» **What is being asked**
From the passage on sequence alignment below, extract word for word the part that opens with the words containing "To reduce the" and closes with "Smith-Waterman type algorithm.".

» **Quoted passage**
=== Begin Enclosure ===
Only sequences that are at least 29000 bases long are used.

Multiple sequence alignment experience has shown that ordering is important for such iterative alignments. All sequences containing no ambiguous nucleotides are processed before sequences not containing ambiguous nucleotides. Within each of these groups, sequences are aligned to the reference sequence and the ones that align the most closely are processed first.

To reduce the chance of undesirable artifacts from the iterative addition, sequences are first aligned to the reference sequence, and long segments of perfect match are mapped to the same portion of the graph as the reference sequence. This also makes the process very fast. Then the mismatch to reference sequences are matched to the graph using a modified Smith-Waterman type algorithm.

For the large datasets, it is probably better to use the trimmed graphs, and indeed probably wise to trim then farther with the next control, Minimum number of usages of an edge to show if better available. If this number is greater than 1, then the graph will be trimmed further by removing any edges used fewer times than the number specified, as long as there is an alternative path between the same two nodes (places on the graph) that has a greater number of paths taking it.
=== End Enclosure ===
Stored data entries
=== Begin Enclosure ===
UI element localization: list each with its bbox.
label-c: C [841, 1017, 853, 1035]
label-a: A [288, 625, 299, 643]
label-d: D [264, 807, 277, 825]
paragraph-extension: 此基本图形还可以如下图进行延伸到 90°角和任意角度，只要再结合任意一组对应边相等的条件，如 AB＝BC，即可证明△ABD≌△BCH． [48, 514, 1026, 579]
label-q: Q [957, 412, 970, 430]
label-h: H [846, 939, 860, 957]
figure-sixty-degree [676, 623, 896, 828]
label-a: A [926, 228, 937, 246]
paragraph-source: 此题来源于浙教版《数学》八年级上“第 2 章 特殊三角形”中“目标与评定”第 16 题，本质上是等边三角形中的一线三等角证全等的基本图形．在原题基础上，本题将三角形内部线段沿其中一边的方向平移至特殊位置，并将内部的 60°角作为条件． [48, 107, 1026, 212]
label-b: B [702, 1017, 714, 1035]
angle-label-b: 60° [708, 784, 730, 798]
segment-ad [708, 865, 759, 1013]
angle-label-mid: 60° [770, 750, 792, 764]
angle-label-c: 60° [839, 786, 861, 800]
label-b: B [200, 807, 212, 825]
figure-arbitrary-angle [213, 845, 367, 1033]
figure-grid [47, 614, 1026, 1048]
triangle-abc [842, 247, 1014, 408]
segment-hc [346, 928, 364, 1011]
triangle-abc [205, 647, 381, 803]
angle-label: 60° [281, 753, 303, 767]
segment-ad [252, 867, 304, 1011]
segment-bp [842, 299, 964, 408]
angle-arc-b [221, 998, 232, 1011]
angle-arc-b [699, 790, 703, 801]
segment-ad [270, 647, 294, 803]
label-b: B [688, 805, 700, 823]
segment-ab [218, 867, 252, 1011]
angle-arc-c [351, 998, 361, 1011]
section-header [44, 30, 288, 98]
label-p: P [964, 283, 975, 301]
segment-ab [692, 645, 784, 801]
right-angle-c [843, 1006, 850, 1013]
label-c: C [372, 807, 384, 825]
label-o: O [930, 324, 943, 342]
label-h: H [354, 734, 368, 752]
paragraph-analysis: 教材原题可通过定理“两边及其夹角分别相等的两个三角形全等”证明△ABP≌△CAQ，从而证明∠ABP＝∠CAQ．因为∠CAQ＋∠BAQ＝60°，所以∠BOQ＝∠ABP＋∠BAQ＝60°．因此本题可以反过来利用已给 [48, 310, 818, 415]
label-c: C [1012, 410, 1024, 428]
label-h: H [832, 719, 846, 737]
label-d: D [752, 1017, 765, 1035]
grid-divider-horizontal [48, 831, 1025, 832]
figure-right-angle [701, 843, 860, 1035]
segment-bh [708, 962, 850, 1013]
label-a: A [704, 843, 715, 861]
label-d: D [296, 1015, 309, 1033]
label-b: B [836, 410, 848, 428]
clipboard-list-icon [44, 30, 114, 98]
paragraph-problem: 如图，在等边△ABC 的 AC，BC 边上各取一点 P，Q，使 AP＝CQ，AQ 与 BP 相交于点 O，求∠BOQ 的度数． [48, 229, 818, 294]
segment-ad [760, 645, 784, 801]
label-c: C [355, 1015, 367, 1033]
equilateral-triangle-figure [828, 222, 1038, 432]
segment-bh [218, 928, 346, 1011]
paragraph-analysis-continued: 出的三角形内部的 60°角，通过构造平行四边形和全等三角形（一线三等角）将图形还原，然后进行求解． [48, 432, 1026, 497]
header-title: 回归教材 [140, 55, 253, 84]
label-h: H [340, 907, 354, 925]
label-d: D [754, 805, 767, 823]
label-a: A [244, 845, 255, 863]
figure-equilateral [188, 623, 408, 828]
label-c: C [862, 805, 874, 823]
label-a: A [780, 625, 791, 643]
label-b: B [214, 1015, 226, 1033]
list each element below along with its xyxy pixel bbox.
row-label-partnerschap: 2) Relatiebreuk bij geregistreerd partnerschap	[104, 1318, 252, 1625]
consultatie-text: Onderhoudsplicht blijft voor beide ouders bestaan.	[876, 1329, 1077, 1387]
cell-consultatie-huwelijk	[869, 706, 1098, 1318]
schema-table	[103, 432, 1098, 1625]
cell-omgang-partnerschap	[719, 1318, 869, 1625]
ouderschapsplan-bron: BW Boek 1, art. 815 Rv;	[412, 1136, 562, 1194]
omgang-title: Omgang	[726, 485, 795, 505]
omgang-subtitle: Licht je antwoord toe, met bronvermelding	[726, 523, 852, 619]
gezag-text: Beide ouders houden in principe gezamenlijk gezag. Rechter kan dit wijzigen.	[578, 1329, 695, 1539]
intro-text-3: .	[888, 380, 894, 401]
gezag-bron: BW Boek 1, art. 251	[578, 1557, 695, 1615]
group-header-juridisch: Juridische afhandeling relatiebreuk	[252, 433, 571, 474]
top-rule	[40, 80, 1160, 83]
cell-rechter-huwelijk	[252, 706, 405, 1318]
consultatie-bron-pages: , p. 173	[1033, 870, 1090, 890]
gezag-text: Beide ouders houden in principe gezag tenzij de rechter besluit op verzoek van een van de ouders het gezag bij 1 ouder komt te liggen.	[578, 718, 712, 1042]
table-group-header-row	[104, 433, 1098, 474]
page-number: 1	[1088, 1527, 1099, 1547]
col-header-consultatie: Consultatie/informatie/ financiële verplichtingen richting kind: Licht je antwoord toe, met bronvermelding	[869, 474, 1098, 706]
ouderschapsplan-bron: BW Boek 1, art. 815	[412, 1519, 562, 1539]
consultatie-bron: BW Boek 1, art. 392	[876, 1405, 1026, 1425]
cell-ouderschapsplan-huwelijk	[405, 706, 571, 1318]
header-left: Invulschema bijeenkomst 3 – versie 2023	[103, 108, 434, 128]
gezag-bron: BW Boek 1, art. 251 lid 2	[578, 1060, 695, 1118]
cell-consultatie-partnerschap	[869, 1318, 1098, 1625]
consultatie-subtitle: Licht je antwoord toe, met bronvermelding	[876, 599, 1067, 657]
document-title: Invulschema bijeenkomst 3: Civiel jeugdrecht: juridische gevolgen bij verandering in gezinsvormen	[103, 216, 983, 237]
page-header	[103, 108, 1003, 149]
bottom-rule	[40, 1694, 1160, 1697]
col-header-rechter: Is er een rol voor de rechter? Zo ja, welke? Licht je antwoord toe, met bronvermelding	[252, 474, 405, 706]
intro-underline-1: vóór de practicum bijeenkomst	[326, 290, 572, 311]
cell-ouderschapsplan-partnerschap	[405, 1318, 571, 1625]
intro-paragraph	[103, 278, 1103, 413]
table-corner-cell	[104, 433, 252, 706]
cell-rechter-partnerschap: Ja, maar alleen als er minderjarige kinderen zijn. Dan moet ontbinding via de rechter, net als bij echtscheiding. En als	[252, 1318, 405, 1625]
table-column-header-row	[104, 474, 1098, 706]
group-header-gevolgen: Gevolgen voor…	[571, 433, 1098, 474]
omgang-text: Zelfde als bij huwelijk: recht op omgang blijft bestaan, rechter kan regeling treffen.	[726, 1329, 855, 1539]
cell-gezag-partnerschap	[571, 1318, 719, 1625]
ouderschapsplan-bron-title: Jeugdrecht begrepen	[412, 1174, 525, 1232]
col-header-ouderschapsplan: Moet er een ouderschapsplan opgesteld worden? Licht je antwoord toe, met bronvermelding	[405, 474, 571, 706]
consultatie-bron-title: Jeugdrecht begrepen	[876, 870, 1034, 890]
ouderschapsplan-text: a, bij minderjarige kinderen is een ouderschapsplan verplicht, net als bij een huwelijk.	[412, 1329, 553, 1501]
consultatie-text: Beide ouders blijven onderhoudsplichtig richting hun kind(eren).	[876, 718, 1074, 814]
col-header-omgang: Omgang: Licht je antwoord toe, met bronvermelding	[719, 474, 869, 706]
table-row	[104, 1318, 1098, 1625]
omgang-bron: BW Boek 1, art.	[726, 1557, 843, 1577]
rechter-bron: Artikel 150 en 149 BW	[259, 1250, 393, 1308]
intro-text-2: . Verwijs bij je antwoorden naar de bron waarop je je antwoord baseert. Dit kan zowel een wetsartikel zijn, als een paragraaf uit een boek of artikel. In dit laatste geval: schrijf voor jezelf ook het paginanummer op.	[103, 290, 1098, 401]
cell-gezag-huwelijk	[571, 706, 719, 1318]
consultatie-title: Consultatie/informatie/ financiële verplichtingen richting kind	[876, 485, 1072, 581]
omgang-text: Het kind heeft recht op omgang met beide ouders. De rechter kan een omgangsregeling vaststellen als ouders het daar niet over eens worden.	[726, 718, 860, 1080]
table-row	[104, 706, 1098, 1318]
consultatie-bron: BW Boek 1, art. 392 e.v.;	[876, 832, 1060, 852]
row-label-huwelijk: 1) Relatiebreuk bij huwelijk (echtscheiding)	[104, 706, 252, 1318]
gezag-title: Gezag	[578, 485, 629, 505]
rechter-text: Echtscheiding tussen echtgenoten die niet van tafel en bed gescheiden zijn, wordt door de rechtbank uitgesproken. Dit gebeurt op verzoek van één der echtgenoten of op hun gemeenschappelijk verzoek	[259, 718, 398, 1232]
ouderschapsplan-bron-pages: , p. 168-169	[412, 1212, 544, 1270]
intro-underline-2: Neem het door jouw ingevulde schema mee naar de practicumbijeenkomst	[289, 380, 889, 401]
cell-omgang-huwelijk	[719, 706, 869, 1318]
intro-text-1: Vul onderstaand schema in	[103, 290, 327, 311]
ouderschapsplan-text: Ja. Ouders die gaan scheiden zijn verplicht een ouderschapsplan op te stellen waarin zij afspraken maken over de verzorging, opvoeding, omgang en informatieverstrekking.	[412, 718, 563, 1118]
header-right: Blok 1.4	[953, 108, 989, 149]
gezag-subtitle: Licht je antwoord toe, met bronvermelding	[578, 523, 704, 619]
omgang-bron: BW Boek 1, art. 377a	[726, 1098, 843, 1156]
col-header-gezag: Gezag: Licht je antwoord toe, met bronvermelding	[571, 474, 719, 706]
=== End Enclosure ===
» **Task answer**
To reduce the chance of undesirable artifacts from the iterative addition, sequences are first aligned to the reference sequence, and long segments of perfect match are mapped to the same portion of the graph as the reference sequence. This also makes the process very fast. Then the mismatch to reference sequences are matched to the graph using a modified Smith-Waterman type algorithm.